### What is needed
For each line of the data below that holds "cinema", copy the line.

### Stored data
START

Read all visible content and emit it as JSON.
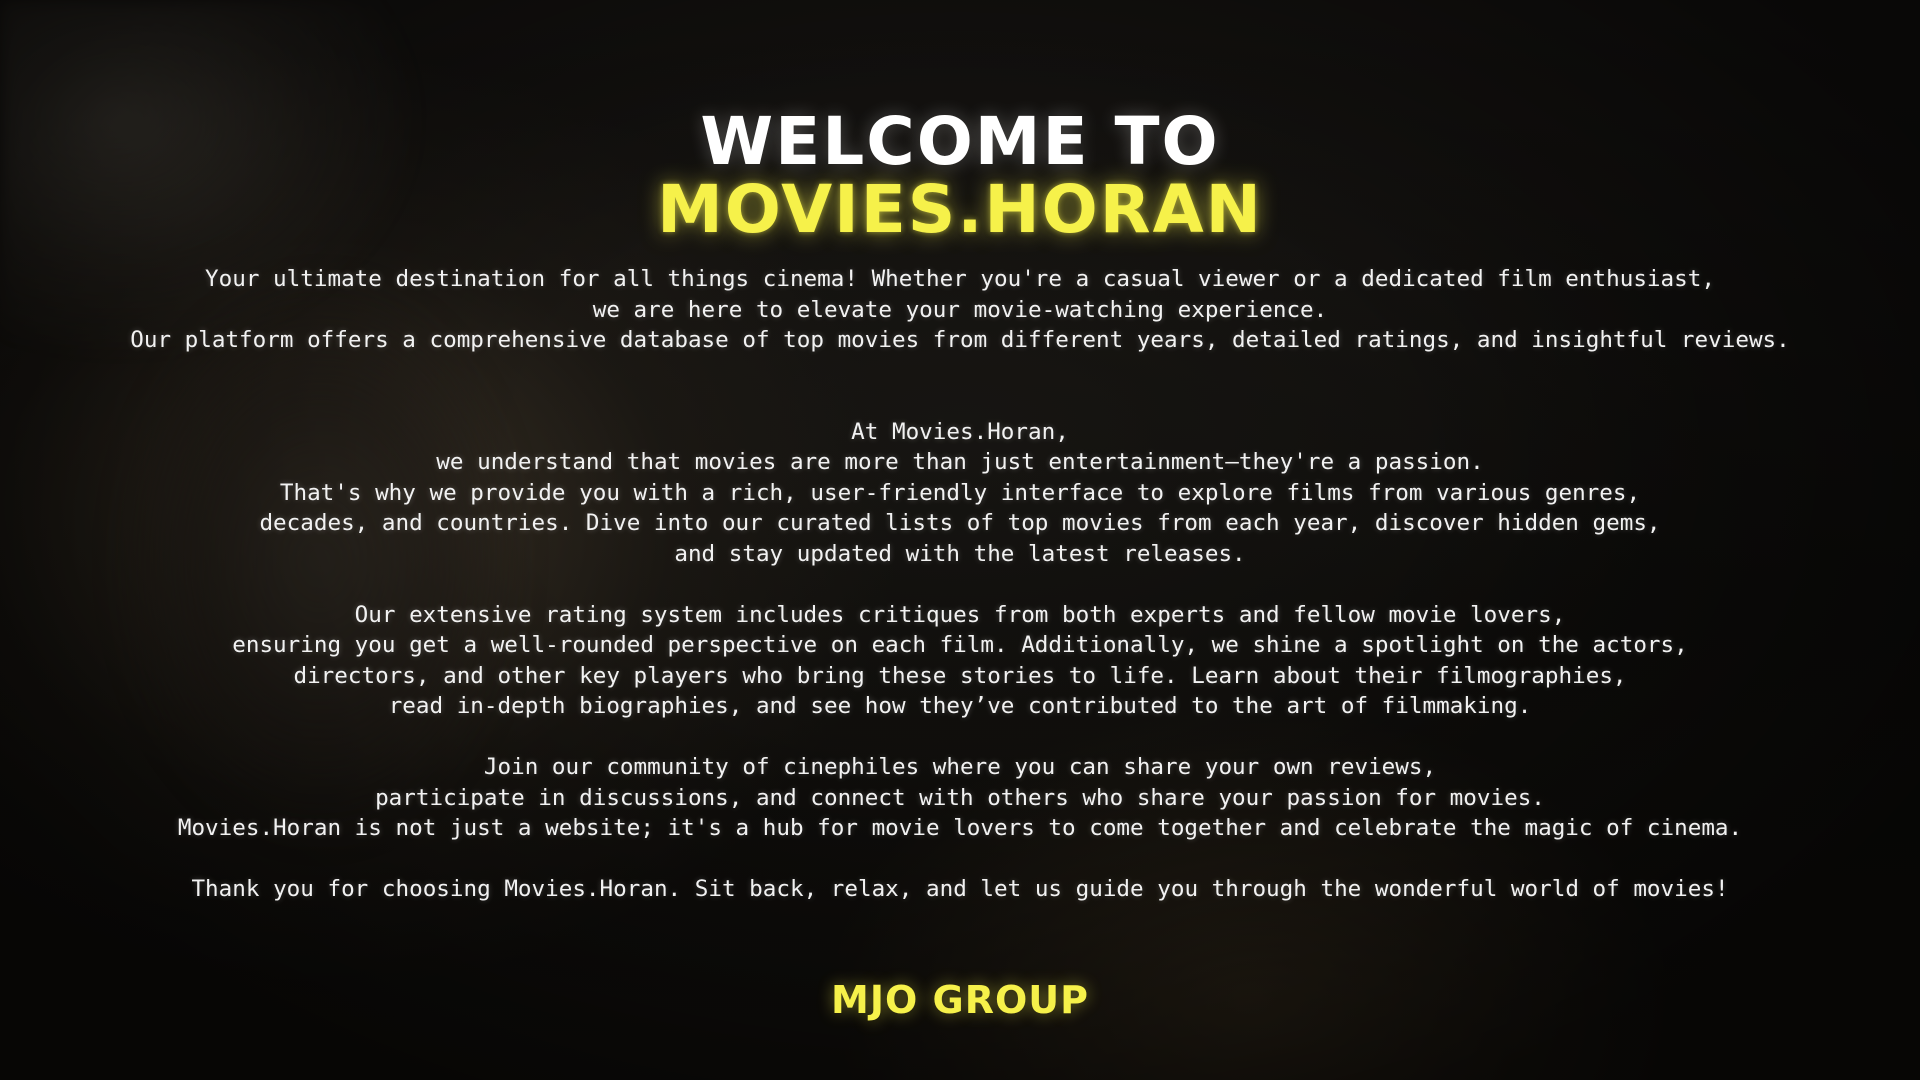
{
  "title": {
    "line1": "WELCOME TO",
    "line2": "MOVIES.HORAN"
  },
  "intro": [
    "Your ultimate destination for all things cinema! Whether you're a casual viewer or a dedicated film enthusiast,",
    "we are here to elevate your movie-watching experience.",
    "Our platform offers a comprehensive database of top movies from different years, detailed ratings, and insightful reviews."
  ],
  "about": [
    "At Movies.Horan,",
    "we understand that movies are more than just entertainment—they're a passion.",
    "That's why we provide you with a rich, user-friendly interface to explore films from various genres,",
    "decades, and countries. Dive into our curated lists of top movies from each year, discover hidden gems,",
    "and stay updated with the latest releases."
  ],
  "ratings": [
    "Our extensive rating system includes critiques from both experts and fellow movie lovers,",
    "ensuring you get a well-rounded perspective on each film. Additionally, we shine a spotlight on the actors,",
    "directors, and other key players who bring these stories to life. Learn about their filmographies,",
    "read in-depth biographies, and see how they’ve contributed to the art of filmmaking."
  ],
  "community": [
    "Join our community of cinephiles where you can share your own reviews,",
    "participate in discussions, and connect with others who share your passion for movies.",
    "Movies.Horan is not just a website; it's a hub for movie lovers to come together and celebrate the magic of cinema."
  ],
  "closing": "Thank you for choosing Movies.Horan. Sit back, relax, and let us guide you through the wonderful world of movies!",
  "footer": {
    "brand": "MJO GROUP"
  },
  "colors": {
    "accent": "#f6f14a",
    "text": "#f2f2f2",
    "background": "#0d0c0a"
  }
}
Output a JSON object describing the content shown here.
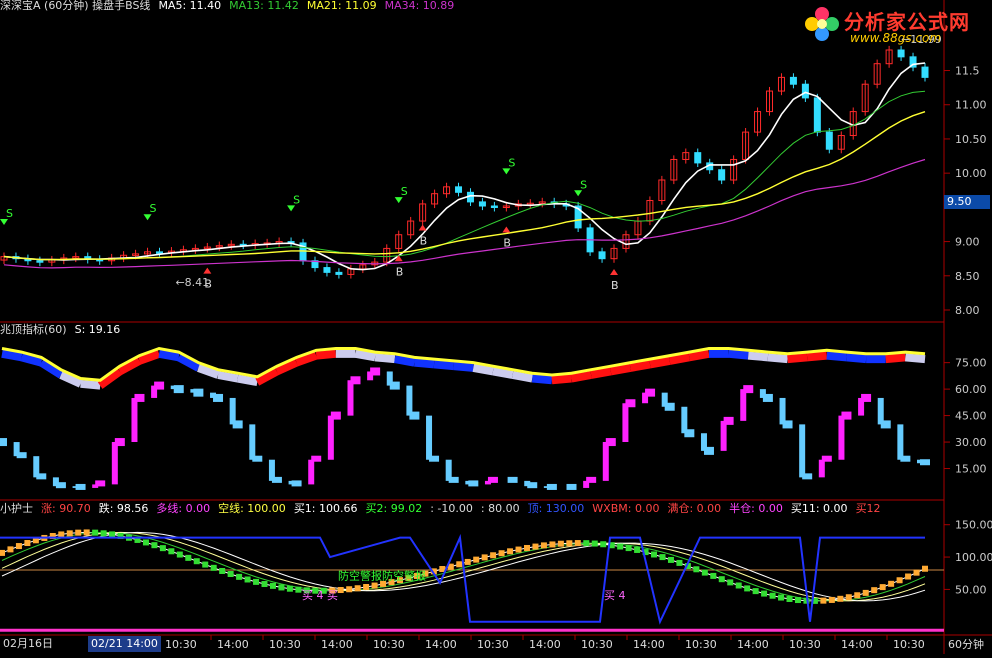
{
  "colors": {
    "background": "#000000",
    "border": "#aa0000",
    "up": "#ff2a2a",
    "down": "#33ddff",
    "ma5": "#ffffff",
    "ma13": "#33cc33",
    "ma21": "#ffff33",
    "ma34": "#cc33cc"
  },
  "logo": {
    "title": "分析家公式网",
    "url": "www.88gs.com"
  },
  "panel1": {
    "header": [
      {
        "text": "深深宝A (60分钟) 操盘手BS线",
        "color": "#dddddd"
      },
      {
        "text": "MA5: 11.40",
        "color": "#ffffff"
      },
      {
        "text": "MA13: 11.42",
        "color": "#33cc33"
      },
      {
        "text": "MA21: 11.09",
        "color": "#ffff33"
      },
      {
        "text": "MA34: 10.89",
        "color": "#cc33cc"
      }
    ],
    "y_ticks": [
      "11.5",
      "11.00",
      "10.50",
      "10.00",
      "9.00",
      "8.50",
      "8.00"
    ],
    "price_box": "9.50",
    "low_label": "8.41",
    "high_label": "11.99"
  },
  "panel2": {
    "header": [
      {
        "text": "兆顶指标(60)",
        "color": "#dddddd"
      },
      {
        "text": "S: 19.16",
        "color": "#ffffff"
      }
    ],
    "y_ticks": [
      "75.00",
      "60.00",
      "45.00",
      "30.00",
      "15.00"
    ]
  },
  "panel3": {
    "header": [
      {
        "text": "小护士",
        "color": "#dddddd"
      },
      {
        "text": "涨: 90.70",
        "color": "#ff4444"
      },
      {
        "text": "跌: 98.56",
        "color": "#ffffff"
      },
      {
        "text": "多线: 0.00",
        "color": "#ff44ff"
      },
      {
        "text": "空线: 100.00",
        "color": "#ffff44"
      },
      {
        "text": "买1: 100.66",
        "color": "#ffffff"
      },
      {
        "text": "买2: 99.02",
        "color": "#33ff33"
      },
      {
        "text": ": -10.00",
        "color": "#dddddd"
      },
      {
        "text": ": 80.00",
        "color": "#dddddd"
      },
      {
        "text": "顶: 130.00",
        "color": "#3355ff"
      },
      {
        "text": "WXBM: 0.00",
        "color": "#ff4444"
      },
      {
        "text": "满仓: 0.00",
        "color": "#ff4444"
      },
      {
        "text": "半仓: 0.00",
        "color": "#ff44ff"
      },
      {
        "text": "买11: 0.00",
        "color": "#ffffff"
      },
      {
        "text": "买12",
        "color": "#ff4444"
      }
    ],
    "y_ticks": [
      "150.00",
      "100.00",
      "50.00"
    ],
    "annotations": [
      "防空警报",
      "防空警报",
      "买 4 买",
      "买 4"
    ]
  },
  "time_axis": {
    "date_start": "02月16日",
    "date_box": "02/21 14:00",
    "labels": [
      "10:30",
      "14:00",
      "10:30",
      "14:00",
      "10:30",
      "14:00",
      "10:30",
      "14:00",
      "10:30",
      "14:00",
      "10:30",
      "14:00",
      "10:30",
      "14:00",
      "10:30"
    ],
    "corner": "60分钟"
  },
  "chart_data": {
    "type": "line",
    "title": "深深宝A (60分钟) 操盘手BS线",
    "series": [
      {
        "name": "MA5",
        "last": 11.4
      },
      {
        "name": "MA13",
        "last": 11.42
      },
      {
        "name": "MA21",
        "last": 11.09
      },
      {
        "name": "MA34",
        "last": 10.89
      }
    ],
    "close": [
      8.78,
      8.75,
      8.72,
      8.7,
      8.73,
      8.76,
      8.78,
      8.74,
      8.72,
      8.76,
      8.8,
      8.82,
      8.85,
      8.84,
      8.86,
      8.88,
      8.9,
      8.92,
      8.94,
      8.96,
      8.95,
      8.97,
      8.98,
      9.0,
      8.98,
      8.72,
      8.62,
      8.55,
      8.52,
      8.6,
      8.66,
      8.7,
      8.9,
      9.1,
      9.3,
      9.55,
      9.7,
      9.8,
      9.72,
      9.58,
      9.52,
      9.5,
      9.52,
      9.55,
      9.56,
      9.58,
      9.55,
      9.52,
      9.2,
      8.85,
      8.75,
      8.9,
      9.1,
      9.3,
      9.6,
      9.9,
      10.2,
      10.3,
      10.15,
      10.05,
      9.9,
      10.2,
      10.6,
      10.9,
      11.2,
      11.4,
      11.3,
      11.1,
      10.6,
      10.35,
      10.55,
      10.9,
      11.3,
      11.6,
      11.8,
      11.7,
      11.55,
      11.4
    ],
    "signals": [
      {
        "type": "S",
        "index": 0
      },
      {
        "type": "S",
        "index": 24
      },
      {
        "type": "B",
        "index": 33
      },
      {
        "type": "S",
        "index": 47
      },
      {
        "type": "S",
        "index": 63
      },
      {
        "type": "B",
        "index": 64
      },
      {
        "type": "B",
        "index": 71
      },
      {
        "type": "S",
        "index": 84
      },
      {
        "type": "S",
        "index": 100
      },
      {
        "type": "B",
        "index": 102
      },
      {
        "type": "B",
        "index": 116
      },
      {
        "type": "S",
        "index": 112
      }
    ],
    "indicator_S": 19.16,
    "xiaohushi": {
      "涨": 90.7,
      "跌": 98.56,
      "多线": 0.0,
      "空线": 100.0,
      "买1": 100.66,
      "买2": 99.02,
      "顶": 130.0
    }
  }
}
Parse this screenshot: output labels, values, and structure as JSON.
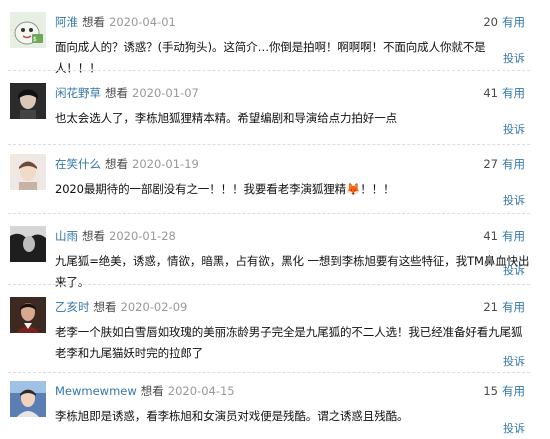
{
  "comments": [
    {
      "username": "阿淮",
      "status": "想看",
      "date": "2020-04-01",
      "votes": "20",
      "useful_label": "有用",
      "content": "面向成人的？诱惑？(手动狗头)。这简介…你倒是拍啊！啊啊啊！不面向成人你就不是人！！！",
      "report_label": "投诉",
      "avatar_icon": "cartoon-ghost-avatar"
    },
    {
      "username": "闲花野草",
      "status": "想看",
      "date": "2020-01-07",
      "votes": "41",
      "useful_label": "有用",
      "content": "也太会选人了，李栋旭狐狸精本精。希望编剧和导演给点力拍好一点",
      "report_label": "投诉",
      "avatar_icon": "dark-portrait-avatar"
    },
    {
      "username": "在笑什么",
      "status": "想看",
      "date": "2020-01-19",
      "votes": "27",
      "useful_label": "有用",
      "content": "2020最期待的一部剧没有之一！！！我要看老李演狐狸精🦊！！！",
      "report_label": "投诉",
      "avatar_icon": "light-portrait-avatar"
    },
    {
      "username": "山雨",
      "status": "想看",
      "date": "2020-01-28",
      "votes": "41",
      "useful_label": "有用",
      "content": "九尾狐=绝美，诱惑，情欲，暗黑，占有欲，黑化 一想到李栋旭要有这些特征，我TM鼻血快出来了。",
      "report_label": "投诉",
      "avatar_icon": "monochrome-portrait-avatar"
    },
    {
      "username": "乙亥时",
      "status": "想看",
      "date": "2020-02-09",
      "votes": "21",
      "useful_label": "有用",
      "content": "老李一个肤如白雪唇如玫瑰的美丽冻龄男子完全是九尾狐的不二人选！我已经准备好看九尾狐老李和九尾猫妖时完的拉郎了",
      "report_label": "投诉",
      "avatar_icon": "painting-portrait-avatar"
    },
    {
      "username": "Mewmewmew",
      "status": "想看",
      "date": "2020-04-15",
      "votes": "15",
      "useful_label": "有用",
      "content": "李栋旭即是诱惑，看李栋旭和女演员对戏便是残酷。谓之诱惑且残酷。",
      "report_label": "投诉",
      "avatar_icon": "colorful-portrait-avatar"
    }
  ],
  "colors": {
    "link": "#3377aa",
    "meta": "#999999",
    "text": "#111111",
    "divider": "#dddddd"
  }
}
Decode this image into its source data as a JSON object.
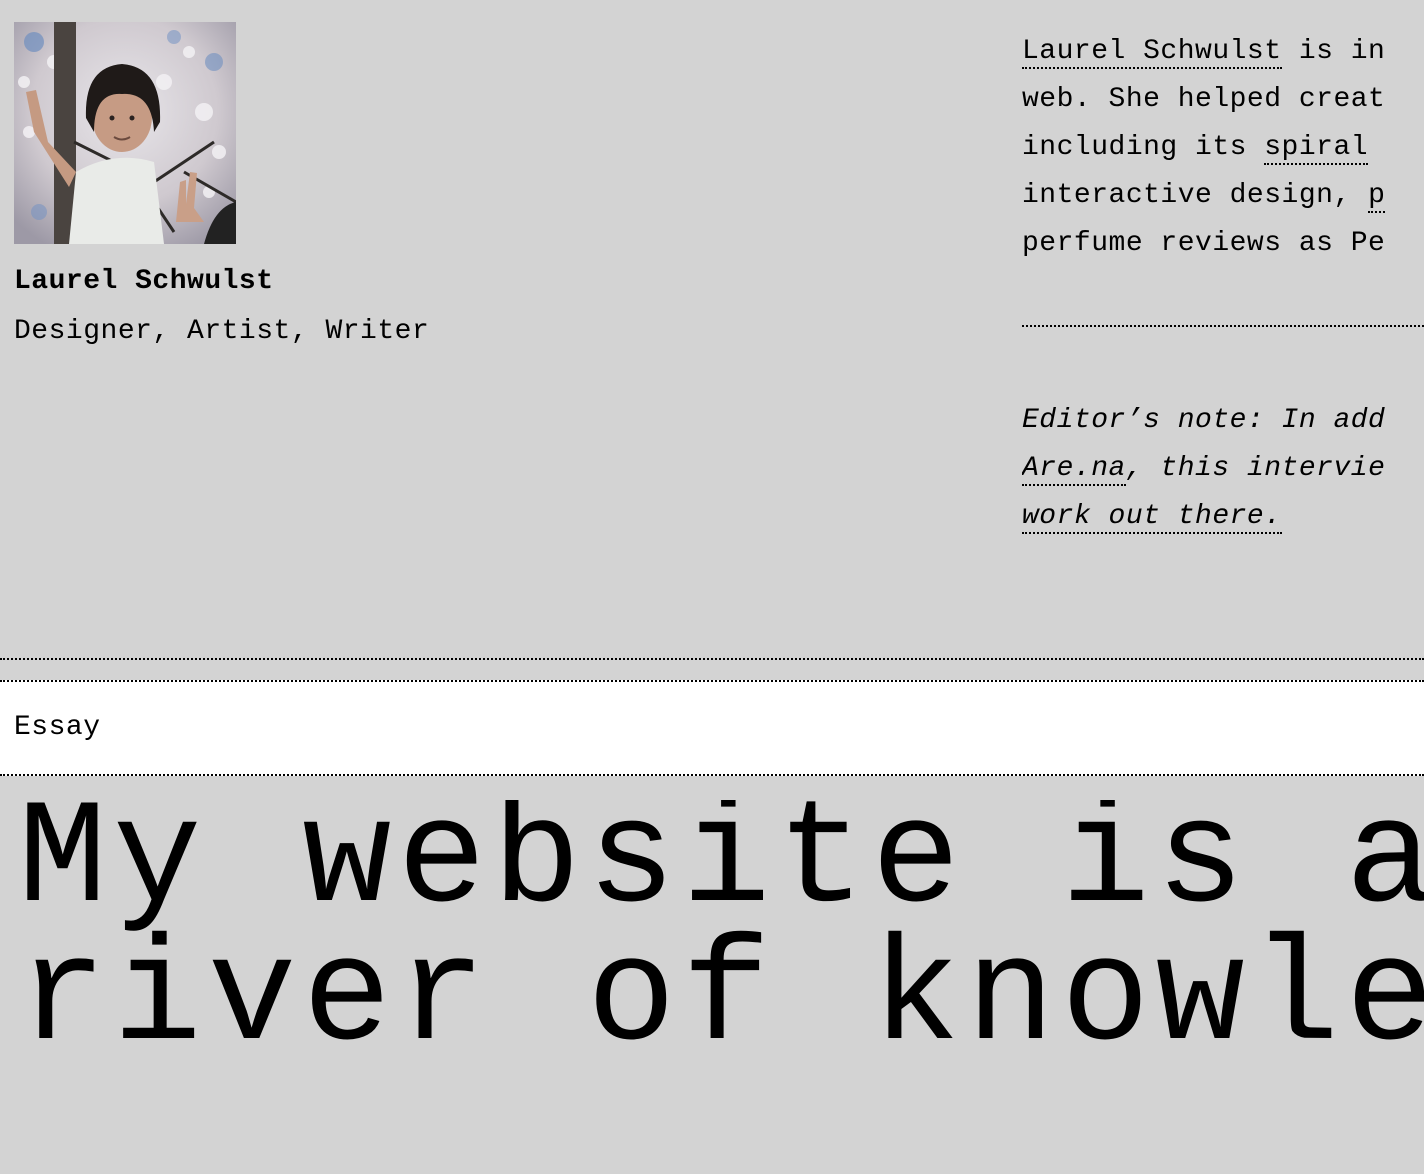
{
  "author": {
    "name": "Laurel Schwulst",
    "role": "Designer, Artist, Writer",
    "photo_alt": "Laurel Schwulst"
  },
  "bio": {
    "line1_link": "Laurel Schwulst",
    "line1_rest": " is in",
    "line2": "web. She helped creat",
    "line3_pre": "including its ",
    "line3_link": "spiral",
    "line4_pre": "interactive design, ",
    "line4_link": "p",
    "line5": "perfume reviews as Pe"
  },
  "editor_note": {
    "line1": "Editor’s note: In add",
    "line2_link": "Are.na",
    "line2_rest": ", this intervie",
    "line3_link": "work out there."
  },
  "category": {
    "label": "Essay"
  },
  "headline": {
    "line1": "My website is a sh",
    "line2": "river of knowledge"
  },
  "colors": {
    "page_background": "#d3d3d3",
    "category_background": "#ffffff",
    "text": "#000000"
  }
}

END

### Completed task
    "Your ultimate destination for all things cinema! Whether you're a casual viewer or a dedicated film enthusiast,",
    "Movies.Horan is not just a website; it's a hub for movie lovers to come together and celebrate the magic of cinema."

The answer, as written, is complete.